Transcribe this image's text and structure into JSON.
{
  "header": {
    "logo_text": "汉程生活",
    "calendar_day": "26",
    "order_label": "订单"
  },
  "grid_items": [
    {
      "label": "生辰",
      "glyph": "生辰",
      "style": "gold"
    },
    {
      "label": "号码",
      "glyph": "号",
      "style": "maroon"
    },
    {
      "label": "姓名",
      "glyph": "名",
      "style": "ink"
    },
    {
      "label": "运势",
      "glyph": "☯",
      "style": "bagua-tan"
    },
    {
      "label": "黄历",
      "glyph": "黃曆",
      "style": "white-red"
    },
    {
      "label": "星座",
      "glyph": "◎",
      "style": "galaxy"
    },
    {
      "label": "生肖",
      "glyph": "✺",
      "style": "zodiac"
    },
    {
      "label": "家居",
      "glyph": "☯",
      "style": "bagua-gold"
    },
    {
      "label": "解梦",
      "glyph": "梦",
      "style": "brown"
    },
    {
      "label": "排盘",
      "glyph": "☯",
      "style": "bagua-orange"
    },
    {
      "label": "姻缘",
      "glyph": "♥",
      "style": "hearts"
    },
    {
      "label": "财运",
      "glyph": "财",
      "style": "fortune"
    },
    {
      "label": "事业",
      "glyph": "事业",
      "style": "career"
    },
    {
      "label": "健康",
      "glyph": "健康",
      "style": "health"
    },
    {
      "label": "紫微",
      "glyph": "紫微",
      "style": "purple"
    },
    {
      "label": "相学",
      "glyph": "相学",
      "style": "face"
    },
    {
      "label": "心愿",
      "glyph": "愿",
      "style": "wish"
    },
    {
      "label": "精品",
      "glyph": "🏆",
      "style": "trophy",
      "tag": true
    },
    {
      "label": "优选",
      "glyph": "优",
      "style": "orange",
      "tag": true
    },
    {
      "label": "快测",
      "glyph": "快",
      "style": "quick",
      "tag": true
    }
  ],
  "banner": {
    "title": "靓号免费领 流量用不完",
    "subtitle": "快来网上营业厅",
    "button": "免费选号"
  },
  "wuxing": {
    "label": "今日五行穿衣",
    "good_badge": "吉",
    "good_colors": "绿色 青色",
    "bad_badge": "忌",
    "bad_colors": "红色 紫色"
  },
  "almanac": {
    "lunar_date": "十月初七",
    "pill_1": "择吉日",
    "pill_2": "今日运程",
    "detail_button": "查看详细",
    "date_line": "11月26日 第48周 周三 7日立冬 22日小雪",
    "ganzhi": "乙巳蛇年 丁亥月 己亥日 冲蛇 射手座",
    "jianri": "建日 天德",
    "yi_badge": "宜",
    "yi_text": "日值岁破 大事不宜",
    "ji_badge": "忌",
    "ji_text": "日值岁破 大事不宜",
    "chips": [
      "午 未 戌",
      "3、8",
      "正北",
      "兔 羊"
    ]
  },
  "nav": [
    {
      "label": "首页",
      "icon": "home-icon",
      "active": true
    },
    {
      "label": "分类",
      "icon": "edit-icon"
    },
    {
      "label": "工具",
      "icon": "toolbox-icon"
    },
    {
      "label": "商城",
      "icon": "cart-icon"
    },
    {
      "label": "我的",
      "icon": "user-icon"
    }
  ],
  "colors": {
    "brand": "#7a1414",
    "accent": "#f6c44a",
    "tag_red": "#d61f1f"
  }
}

## AIM OF THE TASK
For the entries above, state how many lines contain the word "bagua". Provide the number by itself.

## THE ANSWER
3